# Besoin d'aide : Mémoire de fin d'études



## julienk28 (25 Août 2012)

Bonjour à toutes et à tous,

Vous allez déjà me détester, mais je suis actuellement en train de finir mon cursus de Master 2 entrepreneur et je dois réaliser un mémoire de fin d'études (et oui encore un qui va nous casser les c***** avec un questionnaire^^)
Ce mémoire porte sur la typologie des communautés de marques, et devinez quoi? J'ai choisi Apple (et oui, je le sais bien, c'est banal et redondant pour vous). Mais il s'avère que pour moi, Apple est un modèle dans son genre et je m'y intéresse particulièrement (voulant être le futur Steve Jobs... oui, je sais, je peux rêver...).
Je vous demanderez donc, pour ceux qui souhaitent m'aider, de bien vouloir prendre quelques minutes de votre temps (entre 5 et 10) pour répondre à ce questionnaire.

_CONSIGNES_:
1. Réécrivez le passage du texte source qui commence à « Bonjour à toutes » et se termine à « avec un questionnaire^^) », en remplaçant « questionnaire » par « sondage ».
2. Rédigez la suite du texte source, à partir de sa dernière phrase.

_DONNÉES FOURNIES_:
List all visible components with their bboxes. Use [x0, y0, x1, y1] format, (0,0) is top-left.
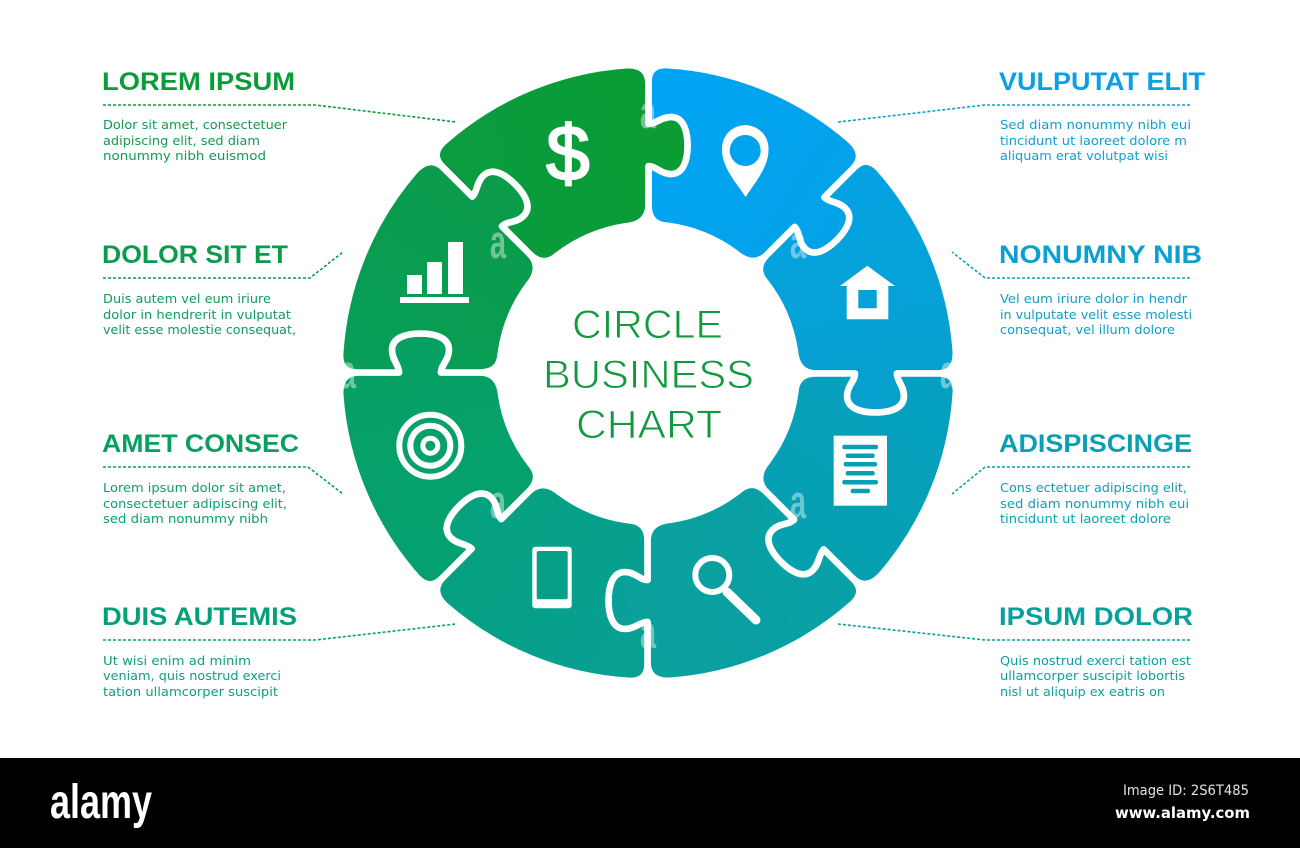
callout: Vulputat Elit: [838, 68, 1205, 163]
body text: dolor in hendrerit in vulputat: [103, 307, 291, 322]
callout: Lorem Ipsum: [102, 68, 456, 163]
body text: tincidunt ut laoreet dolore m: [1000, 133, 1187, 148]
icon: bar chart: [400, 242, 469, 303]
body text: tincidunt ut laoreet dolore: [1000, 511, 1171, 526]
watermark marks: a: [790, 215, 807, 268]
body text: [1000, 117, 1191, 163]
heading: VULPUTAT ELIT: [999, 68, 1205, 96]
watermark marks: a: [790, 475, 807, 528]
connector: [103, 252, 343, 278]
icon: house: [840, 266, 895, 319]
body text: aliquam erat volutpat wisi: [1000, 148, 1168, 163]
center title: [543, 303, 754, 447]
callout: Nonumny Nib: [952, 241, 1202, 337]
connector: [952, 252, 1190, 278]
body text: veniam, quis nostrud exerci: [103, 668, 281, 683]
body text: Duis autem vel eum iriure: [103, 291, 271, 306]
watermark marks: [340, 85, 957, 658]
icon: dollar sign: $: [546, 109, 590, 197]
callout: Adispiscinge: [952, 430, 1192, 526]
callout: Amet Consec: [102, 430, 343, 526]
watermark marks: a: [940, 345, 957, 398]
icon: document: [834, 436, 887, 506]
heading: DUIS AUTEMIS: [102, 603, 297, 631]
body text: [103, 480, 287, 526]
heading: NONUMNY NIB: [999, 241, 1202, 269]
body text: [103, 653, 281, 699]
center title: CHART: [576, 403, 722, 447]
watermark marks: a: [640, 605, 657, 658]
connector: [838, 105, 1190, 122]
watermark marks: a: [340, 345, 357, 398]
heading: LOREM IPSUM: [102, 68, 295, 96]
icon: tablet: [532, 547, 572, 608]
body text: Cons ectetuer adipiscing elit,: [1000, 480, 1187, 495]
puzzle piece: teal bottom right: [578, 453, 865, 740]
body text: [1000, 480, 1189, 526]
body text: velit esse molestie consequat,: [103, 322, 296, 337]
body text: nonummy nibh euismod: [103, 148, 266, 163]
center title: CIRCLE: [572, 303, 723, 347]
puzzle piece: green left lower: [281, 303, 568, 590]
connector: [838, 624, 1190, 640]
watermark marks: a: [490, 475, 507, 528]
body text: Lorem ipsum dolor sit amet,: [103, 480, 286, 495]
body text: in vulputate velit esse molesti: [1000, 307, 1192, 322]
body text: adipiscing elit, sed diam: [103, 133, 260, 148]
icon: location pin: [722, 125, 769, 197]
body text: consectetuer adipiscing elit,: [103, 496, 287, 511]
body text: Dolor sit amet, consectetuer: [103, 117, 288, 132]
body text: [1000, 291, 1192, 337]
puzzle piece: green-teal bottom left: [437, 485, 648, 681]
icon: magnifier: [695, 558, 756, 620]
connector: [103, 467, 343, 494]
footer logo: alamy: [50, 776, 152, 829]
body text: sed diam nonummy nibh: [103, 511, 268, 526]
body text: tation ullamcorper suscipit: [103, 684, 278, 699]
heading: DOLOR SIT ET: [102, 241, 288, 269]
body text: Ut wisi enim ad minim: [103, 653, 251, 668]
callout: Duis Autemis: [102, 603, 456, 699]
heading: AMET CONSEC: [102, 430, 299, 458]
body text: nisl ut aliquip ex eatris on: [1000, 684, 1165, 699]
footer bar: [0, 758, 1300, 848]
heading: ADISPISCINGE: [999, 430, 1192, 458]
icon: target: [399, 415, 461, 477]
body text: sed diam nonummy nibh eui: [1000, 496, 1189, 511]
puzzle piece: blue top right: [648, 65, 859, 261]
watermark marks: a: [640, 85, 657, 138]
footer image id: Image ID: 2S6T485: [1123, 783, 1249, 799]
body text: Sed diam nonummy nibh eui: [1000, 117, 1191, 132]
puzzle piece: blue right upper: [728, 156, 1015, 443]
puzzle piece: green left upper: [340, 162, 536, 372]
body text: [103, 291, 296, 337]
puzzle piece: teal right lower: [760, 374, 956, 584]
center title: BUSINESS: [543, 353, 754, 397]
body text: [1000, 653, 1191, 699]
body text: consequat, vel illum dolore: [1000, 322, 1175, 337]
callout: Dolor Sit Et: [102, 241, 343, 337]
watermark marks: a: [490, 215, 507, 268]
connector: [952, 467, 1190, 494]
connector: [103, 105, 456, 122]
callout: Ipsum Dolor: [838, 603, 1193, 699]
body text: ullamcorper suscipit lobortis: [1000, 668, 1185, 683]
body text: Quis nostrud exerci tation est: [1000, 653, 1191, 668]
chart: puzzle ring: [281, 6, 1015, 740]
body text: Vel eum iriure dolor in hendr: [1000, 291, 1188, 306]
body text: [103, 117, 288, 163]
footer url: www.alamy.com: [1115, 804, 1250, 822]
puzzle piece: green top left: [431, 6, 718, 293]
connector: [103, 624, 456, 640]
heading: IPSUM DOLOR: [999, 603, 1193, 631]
--
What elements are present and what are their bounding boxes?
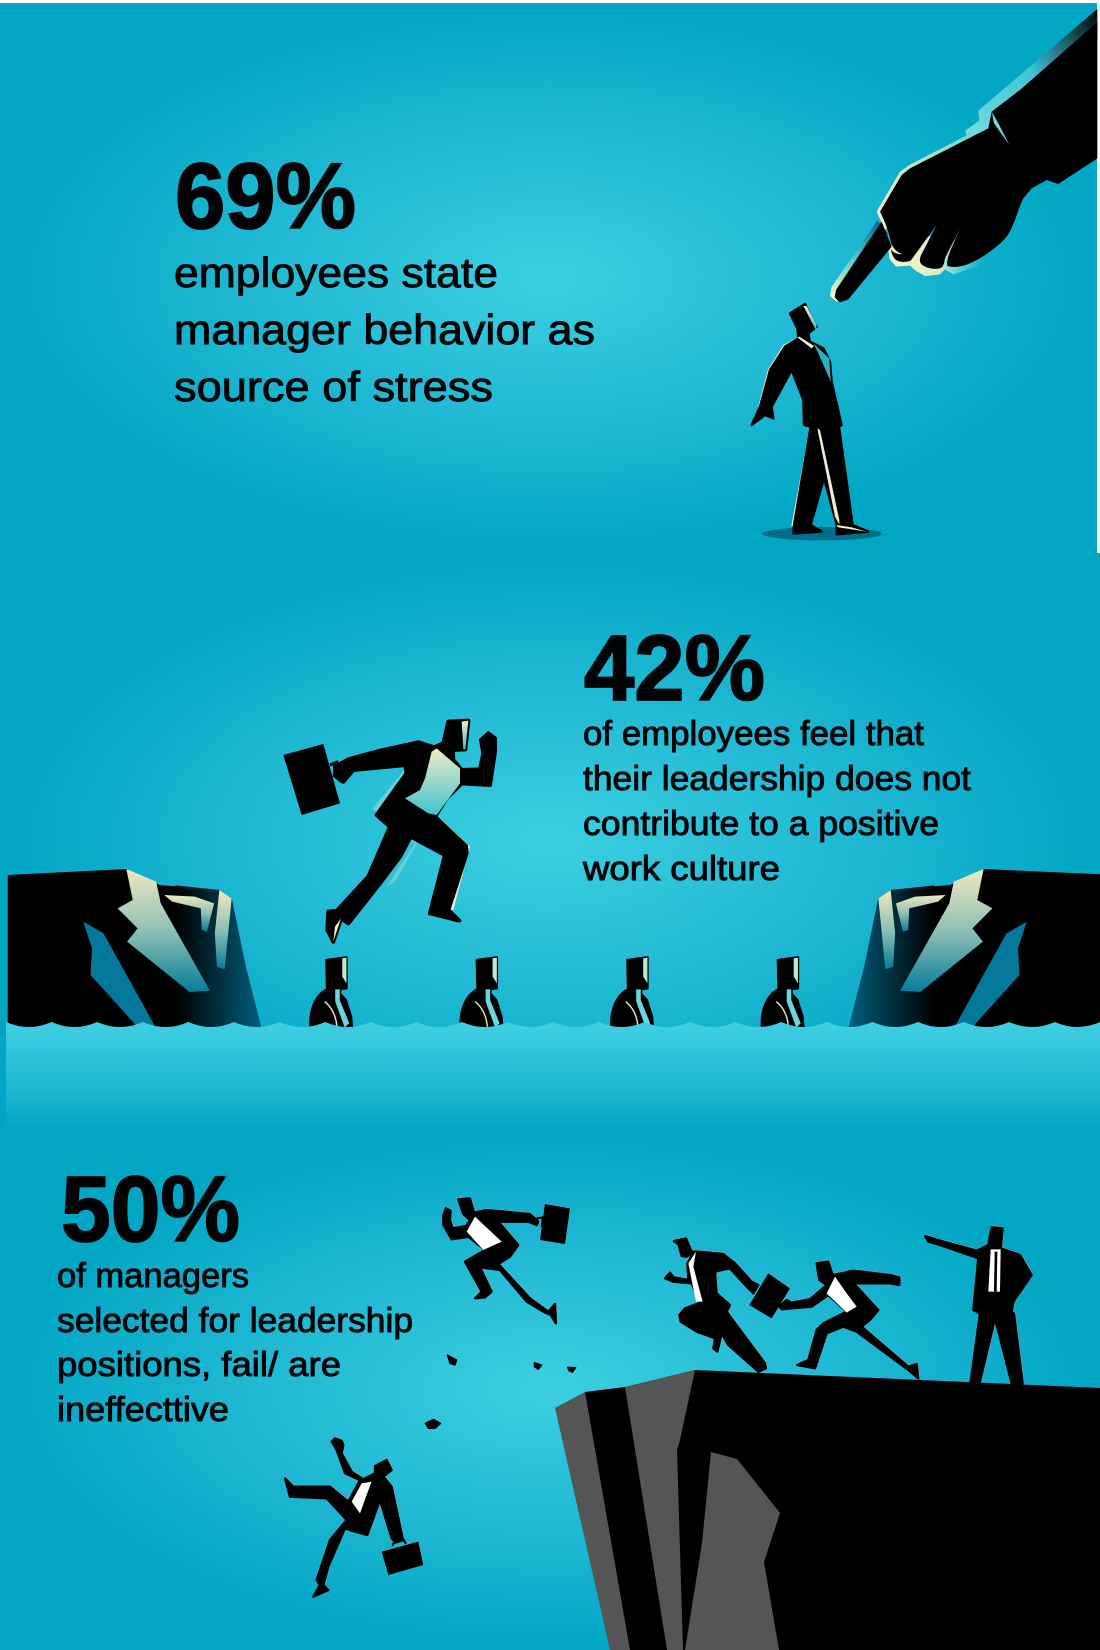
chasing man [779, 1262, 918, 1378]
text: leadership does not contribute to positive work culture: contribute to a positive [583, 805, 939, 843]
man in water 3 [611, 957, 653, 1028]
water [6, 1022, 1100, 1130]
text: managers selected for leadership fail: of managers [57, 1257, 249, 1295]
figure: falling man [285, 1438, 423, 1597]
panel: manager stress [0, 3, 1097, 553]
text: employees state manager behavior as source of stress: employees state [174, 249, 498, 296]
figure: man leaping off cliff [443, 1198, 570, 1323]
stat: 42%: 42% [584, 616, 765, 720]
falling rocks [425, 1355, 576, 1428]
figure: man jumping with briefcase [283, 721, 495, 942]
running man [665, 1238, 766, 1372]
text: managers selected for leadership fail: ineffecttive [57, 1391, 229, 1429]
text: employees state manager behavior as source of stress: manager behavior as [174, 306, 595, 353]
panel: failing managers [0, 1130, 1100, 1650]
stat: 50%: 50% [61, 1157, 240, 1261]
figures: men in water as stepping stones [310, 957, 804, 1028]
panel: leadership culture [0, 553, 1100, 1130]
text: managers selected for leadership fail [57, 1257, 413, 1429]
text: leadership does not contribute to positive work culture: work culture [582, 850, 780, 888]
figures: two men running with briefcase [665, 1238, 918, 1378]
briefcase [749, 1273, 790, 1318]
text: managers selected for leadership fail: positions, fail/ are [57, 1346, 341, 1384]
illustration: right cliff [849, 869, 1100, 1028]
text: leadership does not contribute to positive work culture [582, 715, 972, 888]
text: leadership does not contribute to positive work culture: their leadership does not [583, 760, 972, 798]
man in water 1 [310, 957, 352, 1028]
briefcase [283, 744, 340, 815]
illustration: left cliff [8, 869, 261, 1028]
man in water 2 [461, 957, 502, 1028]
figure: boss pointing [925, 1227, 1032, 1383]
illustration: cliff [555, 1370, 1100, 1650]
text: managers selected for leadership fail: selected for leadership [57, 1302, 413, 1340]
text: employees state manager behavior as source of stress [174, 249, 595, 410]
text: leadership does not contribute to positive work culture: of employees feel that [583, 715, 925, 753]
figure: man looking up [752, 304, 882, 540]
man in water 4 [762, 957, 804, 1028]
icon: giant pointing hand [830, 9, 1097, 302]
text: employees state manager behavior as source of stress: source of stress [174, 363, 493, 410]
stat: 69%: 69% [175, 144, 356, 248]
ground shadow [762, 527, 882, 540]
--
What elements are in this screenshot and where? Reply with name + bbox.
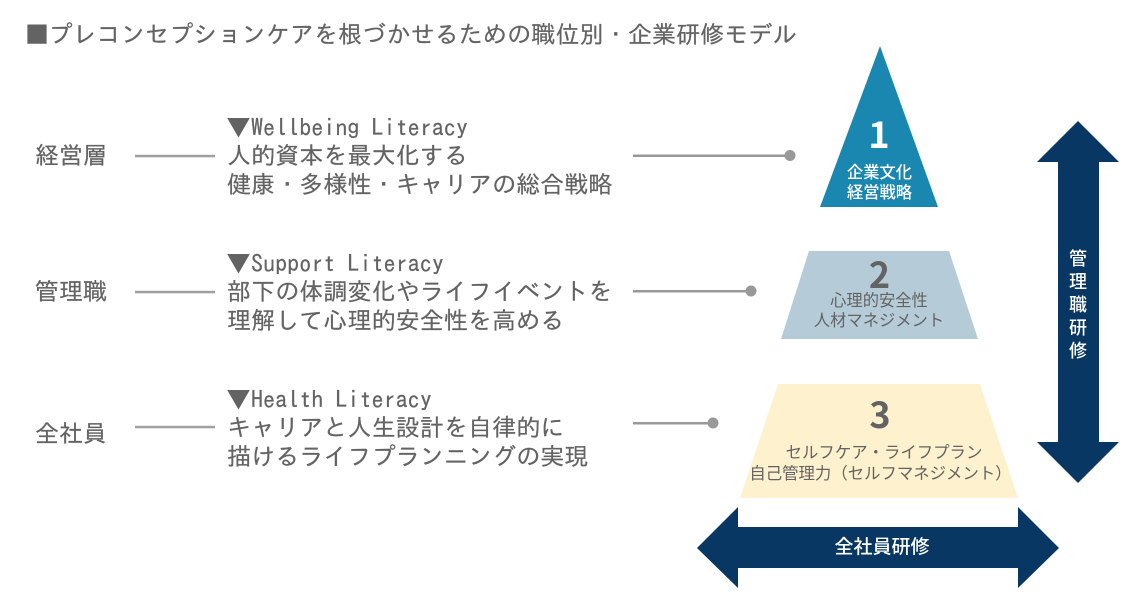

_RÉPONSES PAR CONSIGNE_:
1.
Bonjour à toutes et à tous,

Vous allez déjà me détester, mais je suis actuellement en train de finir mon cursus de Master 2 entrepreneur et je dois réaliser un mémoire de fin d'études (et oui encore un qui va nous casser les c***** avec un sondage^^)

2.
Je suis conscient que vous devez en avoir marre à force ... mais étant sur un forum autour d'Apple, je fais appel à votre bon coeur.

Vous trouverez le questionnaire ici : http://docs.google.com/spreadsheet/embeddedform?formkey=dFJhWWcxU0t6dHBzSnRiLTZCWEtDT0E6MQ

Je vous remercie par avance. Si certains le souhaite, je pourrai poster les résultats ultérieurement.
Vous pouvez également me faire part de certaines remarques (constructives) qui pourraient bien évidemment m'aider. Je vous laisse mon adresse mail julienkopp28@gmail.com


----------



## Romuald (25 Août 2012)

Je te deteste.


Tu me casses les couilles.



...


----------



## julienk28 (25 Août 2012)

j'en suis conscient ^^

Mais malheureusement pour moi je suis obligé de faire un mémoire et malheureusement pour vous j'apprécie grandement Apple et leurs stratégies. Et puis ayant déjà travaillé sur Nike et Adidas, je voulais changer un peu de domaine.

En tout cas, merci à toi d'avoir répondu.


----------



## Romuald (25 Août 2012)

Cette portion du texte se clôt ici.